-------- Recorded information --------
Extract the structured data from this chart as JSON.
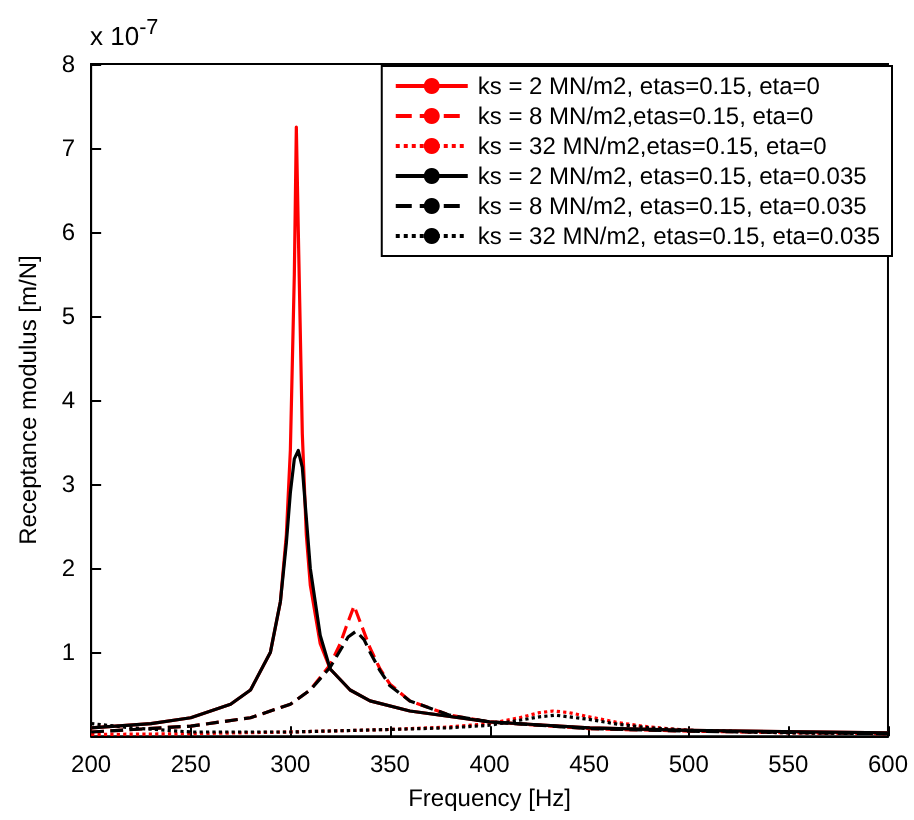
{
  "chart_data": {
    "type": "line",
    "xlabel": "Frequency [Hz]",
    "ylabel": "Receptance modulus [m/N]",
    "annotations": [
      "x 10$^{-7}$"
    ],
    "xlim": [
      200,
      600
    ],
    "xticks": [
      200,
      250,
      300,
      350,
      400,
      450,
      500,
      550,
      600
    ],
    "ylim": [
      0,
      8
    ],
    "yticks": [
      {
        "value": 0,
        "label": null
      },
      1,
      2,
      3,
      4,
      5,
      6,
      7,
      8
    ],
    "grid": false,
    "legend": "top right",
    "marker": "none",
    "series": [
      {
        "name": "ks = 2 MN/m2, etas=0.15, eta=0",
        "color": "#ff0000",
        "line_style": "solid",
        "x": [
          200,
          230,
          250,
          270,
          280,
          290,
          295,
          298,
          300,
          302,
          303,
          304,
          306,
          308,
          310,
          315,
          320,
          330,
          340,
          360,
          400,
          450,
          500,
          600
        ],
        "values": [
          0.1,
          0.15,
          0.22,
          0.38,
          0.55,
          1.0,
          1.6,
          2.4,
          3.4,
          5.5,
          7.25,
          6.0,
          3.6,
          2.4,
          1.8,
          1.1,
          0.8,
          0.55,
          0.42,
          0.3,
          0.17,
          0.1,
          0.07,
          0.04
        ]
      },
      {
        "name": "ks = 8 MN/m2,etas=0.15, eta=0",
        "color": "#ff0000",
        "line_style": "dashed",
        "x": [
          200,
          250,
          280,
          300,
          310,
          320,
          325,
          328,
          332,
          336,
          340,
          345,
          350,
          360,
          380,
          400,
          450,
          500,
          600
        ],
        "values": [
          0.05,
          0.12,
          0.22,
          0.38,
          0.55,
          0.85,
          1.1,
          1.3,
          1.55,
          1.3,
          1.05,
          0.8,
          0.62,
          0.42,
          0.25,
          0.17,
          0.09,
          0.06,
          0.03
        ]
      },
      {
        "name": "ks = 32 MN/m2,etas=0.15, eta=0",
        "color": "#ff0000",
        "line_style": "dotted",
        "x": [
          200,
          250,
          300,
          350,
          380,
          400,
          415,
          425,
          432,
          440,
          450,
          465,
          480,
          500,
          550,
          600
        ],
        "values": [
          0.02,
          0.03,
          0.05,
          0.08,
          0.11,
          0.15,
          0.22,
          0.28,
          0.3,
          0.28,
          0.23,
          0.16,
          0.11,
          0.07,
          0.04,
          0.03
        ]
      },
      {
        "name": "ks = 2 MN/m2, etas=0.15, eta=0.035",
        "color": "#000000",
        "line_style": "solid",
        "x": [
          200,
          230,
          250,
          270,
          280,
          290,
          295,
          298,
          300,
          302,
          304,
          306,
          308,
          310,
          315,
          320,
          330,
          340,
          360,
          400,
          450,
          500,
          600
        ],
        "values": [
          0.1,
          0.15,
          0.22,
          0.38,
          0.55,
          1.0,
          1.6,
          2.3,
          2.9,
          3.3,
          3.4,
          3.2,
          2.6,
          2.0,
          1.2,
          0.8,
          0.55,
          0.42,
          0.3,
          0.17,
          0.1,
          0.07,
          0.04
        ]
      },
      {
        "name": "ks = 8 MN/m2, etas=0.15, eta=0.035",
        "color": "#000000",
        "line_style": "dashed",
        "x": [
          200,
          250,
          280,
          300,
          310,
          320,
          325,
          329,
          333,
          337,
          340,
          345,
          350,
          360,
          380,
          400,
          450,
          500,
          600
        ],
        "values": [
          0.05,
          0.12,
          0.22,
          0.38,
          0.55,
          0.82,
          1.02,
          1.18,
          1.25,
          1.15,
          1.0,
          0.78,
          0.6,
          0.42,
          0.25,
          0.17,
          0.09,
          0.06,
          0.03
        ]
      },
      {
        "name": "ks = 32 MN/m2, etas=0.15, eta=0.035",
        "color": "#000000",
        "line_style": "dotted",
        "x": [
          200,
          220,
          250,
          300,
          350,
          380,
          400,
          415,
          425,
          433,
          440,
          450,
          465,
          480,
          500,
          550,
          600
        ],
        "values": [
          0.15,
          0.1,
          0.05,
          0.05,
          0.08,
          0.1,
          0.13,
          0.19,
          0.23,
          0.25,
          0.23,
          0.2,
          0.14,
          0.1,
          0.07,
          0.04,
          0.03
        ]
      }
    ]
  }
}
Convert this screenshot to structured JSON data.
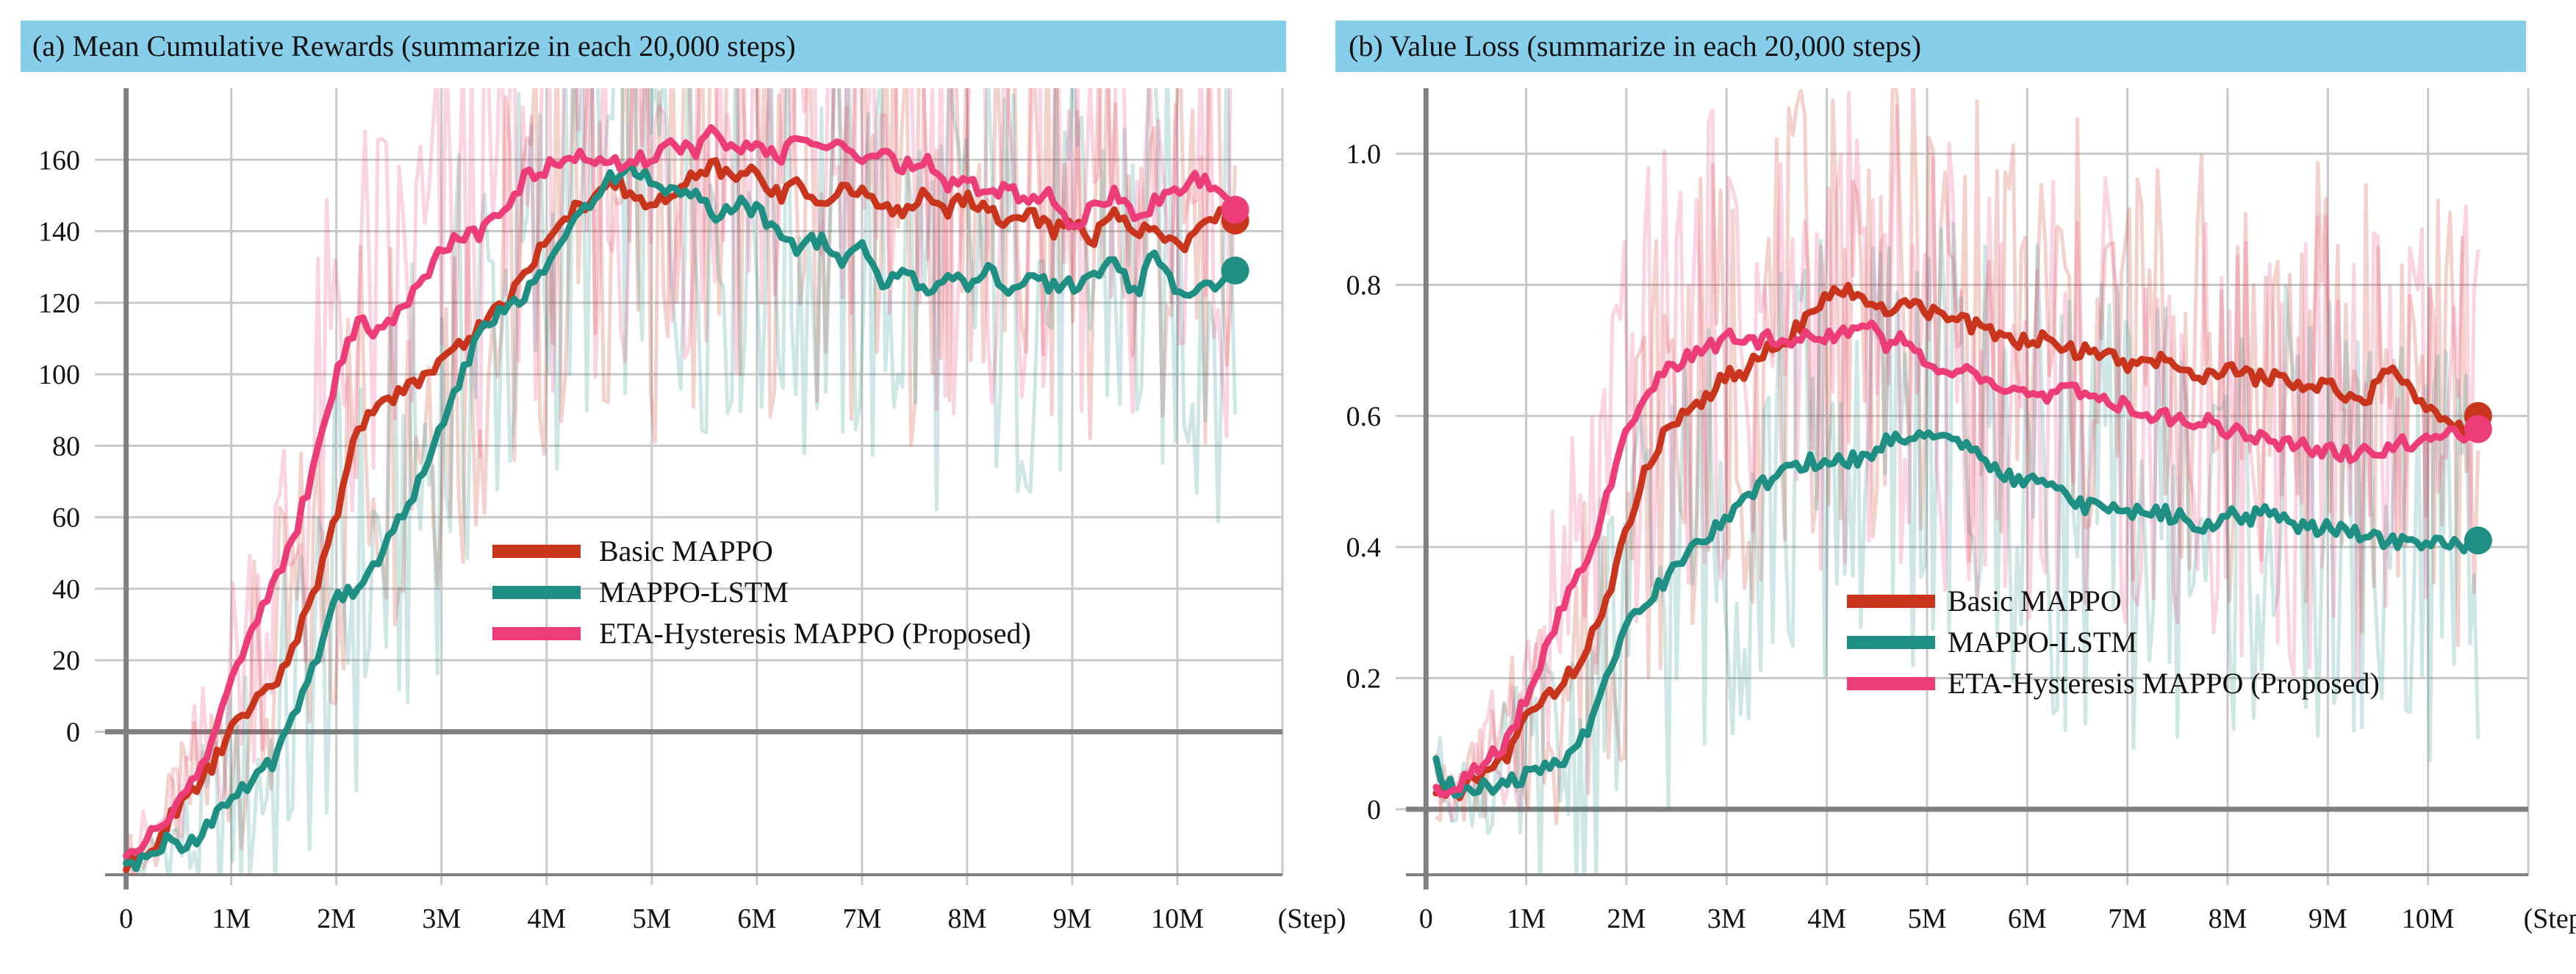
{
  "colors": {
    "title_bar": "#87ceeb",
    "grid": "#c8c8c8",
    "axis": "#808080",
    "basic_mappo": "#c8341c",
    "mappo_lstm": "#1f8f84",
    "eta_hysteresis": "#ec3d78"
  },
  "chart_data": [
    {
      "type": "line",
      "title": "(a) Mean Cumulative Rewards (summarize in each 20,000 steps)",
      "xlabel": "(Step)",
      "ylabel": "",
      "xlim": [
        -0.2,
        11.0
      ],
      "ylim": [
        -40,
        180
      ],
      "xticks": [
        0,
        1,
        2,
        3,
        4,
        5,
        6,
        7,
        8,
        9,
        10
      ],
      "xtick_labels": [
        "0",
        "1M",
        "2M",
        "3M",
        "4M",
        "5M",
        "6M",
        "7M",
        "8M",
        "9M",
        "10M"
      ],
      "yticks": [
        0,
        20,
        40,
        60,
        80,
        100,
        120,
        140,
        160
      ],
      "ytick_labels": [
        "0",
        "20",
        "40",
        "60",
        "80",
        "100",
        "120",
        "140",
        "160"
      ],
      "grid": true,
      "legend_position": "center",
      "series": [
        {
          "name": "Basic MAPPO",
          "color": "#c8341c",
          "x": [
            0,
            0.2,
            0.4,
            0.6,
            0.8,
            1.0,
            1.2,
            1.4,
            1.6,
            1.8,
            2.0,
            2.2,
            2.4,
            2.6,
            2.8,
            3.0,
            3.2,
            3.4,
            3.6,
            3.8,
            4.0,
            4.2,
            4.4,
            4.6,
            4.8,
            5.0,
            5.2,
            5.4,
            5.6,
            5.8,
            6.0,
            6.2,
            6.4,
            6.6,
            6.8,
            7.0,
            7.2,
            7.4,
            7.6,
            7.8,
            8.0,
            8.2,
            8.4,
            8.6,
            8.8,
            9.0,
            9.2,
            9.4,
            9.6,
            9.8,
            10.0,
            10.2,
            10.4,
            10.55
          ],
          "y": [
            -38,
            -35,
            -25,
            -18,
            -10,
            0,
            8,
            12,
            25,
            40,
            60,
            85,
            92,
            95,
            98,
            105,
            108,
            115,
            120,
            128,
            138,
            145,
            148,
            155,
            150,
            147,
            150,
            155,
            158,
            155,
            157,
            150,
            153,
            148,
            152,
            150,
            148,
            145,
            150,
            146,
            150,
            146,
            142,
            145,
            140,
            143,
            138,
            145,
            140,
            142,
            135,
            140,
            145,
            143
          ]
        },
        {
          "name": "MAPPO-LSTM",
          "color": "#1f8f84",
          "x": [
            0,
            0.2,
            0.4,
            0.6,
            0.8,
            1.0,
            1.2,
            1.4,
            1.6,
            1.8,
            2.0,
            2.2,
            2.4,
            2.6,
            2.8,
            3.0,
            3.2,
            3.4,
            3.6,
            3.8,
            4.0,
            4.2,
            4.4,
            4.6,
            4.8,
            5.0,
            5.2,
            5.4,
            5.6,
            5.8,
            6.0,
            6.2,
            6.4,
            6.6,
            6.8,
            7.0,
            7.2,
            7.4,
            7.6,
            7.8,
            8.0,
            8.2,
            8.4,
            8.6,
            8.8,
            9.0,
            9.2,
            9.4,
            9.6,
            9.8,
            10.0,
            10.2,
            10.4,
            10.55
          ],
          "y": [
            -38,
            -36,
            -30,
            -32,
            -25,
            -18,
            -15,
            -8,
            5,
            20,
            38,
            40,
            48,
            60,
            70,
            85,
            100,
            115,
            118,
            122,
            130,
            140,
            148,
            155,
            158,
            155,
            150,
            152,
            145,
            148,
            146,
            140,
            135,
            138,
            132,
            135,
            125,
            130,
            122,
            128,
            125,
            130,
            122,
            127,
            125,
            125,
            128,
            132,
            122,
            135,
            122,
            124,
            125,
            129
          ]
        },
        {
          "name": "ETA-Hysteresis MAPPO (Proposed)",
          "color": "#ec3d78",
          "x": [
            0,
            0.2,
            0.4,
            0.6,
            0.8,
            1.0,
            1.2,
            1.4,
            1.6,
            1.8,
            2.0,
            2.2,
            2.4,
            2.6,
            2.8,
            3.0,
            3.2,
            3.4,
            3.6,
            3.8,
            4.0,
            4.2,
            4.4,
            4.6,
            4.8,
            5.0,
            5.2,
            5.4,
            5.6,
            5.8,
            6.0,
            6.2,
            6.4,
            6.6,
            6.8,
            7.0,
            7.2,
            7.4,
            7.6,
            7.8,
            8.0,
            8.2,
            8.4,
            8.6,
            8.8,
            9.0,
            9.2,
            9.4,
            9.6,
            9.8,
            10.0,
            10.2,
            10.4,
            10.55
          ],
          "y": [
            -35,
            -30,
            -25,
            -15,
            -5,
            15,
            30,
            40,
            55,
            75,
            100,
            115,
            112,
            118,
            125,
            135,
            138,
            140,
            145,
            155,
            158,
            160,
            162,
            158,
            160,
            160,
            165,
            162,
            168,
            162,
            165,
            160,
            168,
            162,
            166,
            158,
            162,
            158,
            160,
            152,
            155,
            150,
            152,
            148,
            150,
            140,
            148,
            150,
            145,
            148,
            150,
            155,
            150,
            146
          ]
        }
      ]
    },
    {
      "type": "line",
      "title": "(b) Value Loss (summarize in each 20,000 steps)",
      "xlabel": "(Step)",
      "ylabel": "",
      "xlim": [
        -0.2,
        11.0
      ],
      "ylim": [
        -0.1,
        1.1
      ],
      "xticks": [
        0,
        1,
        2,
        3,
        4,
        5,
        6,
        7,
        8,
        9,
        10
      ],
      "xtick_labels": [
        "0",
        "1M",
        "2M",
        "3M",
        "4M",
        "5M",
        "6M",
        "7M",
        "8M",
        "9M",
        "10M"
      ],
      "yticks": [
        0,
        0.2,
        0.4,
        0.6,
        0.8,
        1.0
      ],
      "ytick_labels": [
        "0",
        "0.2",
        "0.4",
        "0.6",
        "0.8",
        "1.0"
      ],
      "grid": true,
      "legend_position": "center-right",
      "series": [
        {
          "name": "Basic MAPPO",
          "color": "#c8341c",
          "x": [
            0.1,
            0.2,
            0.3,
            0.5,
            0.8,
            1.0,
            1.2,
            1.4,
            1.6,
            1.8,
            2.0,
            2.2,
            2.4,
            2.6,
            2.8,
            3.0,
            3.2,
            3.4,
            3.6,
            3.8,
            4.0,
            4.2,
            4.4,
            4.6,
            4.8,
            5.0,
            5.2,
            5.4,
            5.6,
            5.8,
            6.0,
            6.2,
            6.4,
            6.6,
            6.8,
            7.0,
            7.2,
            7.4,
            7.6,
            7.8,
            8.0,
            8.2,
            8.4,
            8.6,
            8.8,
            9.0,
            9.2,
            9.4,
            9.6,
            9.8,
            10.0,
            10.2,
            10.4,
            10.5
          ],
          "y": [
            0.03,
            0.02,
            0.02,
            0.05,
            0.08,
            0.14,
            0.17,
            0.2,
            0.24,
            0.32,
            0.42,
            0.52,
            0.58,
            0.61,
            0.63,
            0.66,
            0.67,
            0.7,
            0.72,
            0.75,
            0.78,
            0.79,
            0.77,
            0.76,
            0.78,
            0.76,
            0.75,
            0.74,
            0.73,
            0.72,
            0.71,
            0.72,
            0.7,
            0.7,
            0.69,
            0.68,
            0.69,
            0.68,
            0.67,
            0.66,
            0.67,
            0.66,
            0.66,
            0.65,
            0.64,
            0.65,
            0.63,
            0.63,
            0.67,
            0.64,
            0.61,
            0.59,
            0.58,
            0.6
          ]
        },
        {
          "name": "MAPPO-LSTM",
          "color": "#1f8f84",
          "x": [
            0.1,
            0.2,
            0.3,
            0.5,
            0.8,
            1.0,
            1.2,
            1.4,
            1.6,
            1.8,
            2.0,
            2.2,
            2.4,
            2.6,
            2.8,
            3.0,
            3.2,
            3.4,
            3.6,
            3.8,
            4.0,
            4.2,
            4.4,
            4.6,
            4.8,
            5.0,
            5.2,
            5.4,
            5.6,
            5.8,
            6.0,
            6.2,
            6.4,
            6.6,
            6.8,
            7.0,
            7.2,
            7.4,
            7.6,
            7.8,
            8.0,
            8.2,
            8.4,
            8.6,
            8.8,
            9.0,
            9.2,
            9.4,
            9.6,
            9.8,
            10.0,
            10.2,
            10.4,
            10.5
          ],
          "y": [
            0.07,
            0.04,
            0.03,
            0.03,
            0.04,
            0.05,
            0.06,
            0.08,
            0.12,
            0.2,
            0.29,
            0.32,
            0.35,
            0.39,
            0.42,
            0.44,
            0.47,
            0.5,
            0.52,
            0.53,
            0.53,
            0.53,
            0.54,
            0.56,
            0.57,
            0.58,
            0.56,
            0.55,
            0.53,
            0.51,
            0.5,
            0.5,
            0.48,
            0.46,
            0.46,
            0.45,
            0.46,
            0.45,
            0.44,
            0.43,
            0.45,
            0.44,
            0.46,
            0.44,
            0.43,
            0.43,
            0.42,
            0.42,
            0.41,
            0.41,
            0.4,
            0.41,
            0.4,
            0.41
          ]
        },
        {
          "name": "ETA-Hysteresis MAPPO (Proposed)",
          "color": "#ec3d78",
          "x": [
            0.1,
            0.2,
            0.3,
            0.5,
            0.8,
            1.0,
            1.2,
            1.4,
            1.6,
            1.8,
            2.0,
            2.2,
            2.4,
            2.6,
            2.8,
            3.0,
            3.2,
            3.4,
            3.6,
            3.8,
            4.0,
            4.2,
            4.4,
            4.6,
            4.8,
            5.0,
            5.2,
            5.4,
            5.6,
            5.8,
            6.0,
            6.2,
            6.4,
            6.6,
            6.8,
            7.0,
            7.2,
            7.4,
            7.6,
            7.8,
            8.0,
            8.2,
            8.4,
            8.6,
            8.8,
            9.0,
            9.2,
            9.4,
            9.6,
            9.8,
            10.0,
            10.2,
            10.4,
            10.5
          ],
          "y": [
            0.04,
            0.02,
            0.03,
            0.06,
            0.1,
            0.17,
            0.25,
            0.32,
            0.38,
            0.47,
            0.57,
            0.63,
            0.67,
            0.69,
            0.7,
            0.72,
            0.71,
            0.72,
            0.71,
            0.73,
            0.72,
            0.73,
            0.74,
            0.71,
            0.72,
            0.68,
            0.66,
            0.67,
            0.65,
            0.64,
            0.64,
            0.62,
            0.65,
            0.63,
            0.62,
            0.62,
            0.6,
            0.6,
            0.59,
            0.59,
            0.58,
            0.57,
            0.56,
            0.56,
            0.55,
            0.55,
            0.54,
            0.55,
            0.55,
            0.56,
            0.56,
            0.57,
            0.57,
            0.58
          ]
        }
      ]
    }
  ]
}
--------
Wherever the string "this" appears in the entries above, list that line.

Extract the structured data from this chart as JSON.
Convert this screenshot to structured JSON data.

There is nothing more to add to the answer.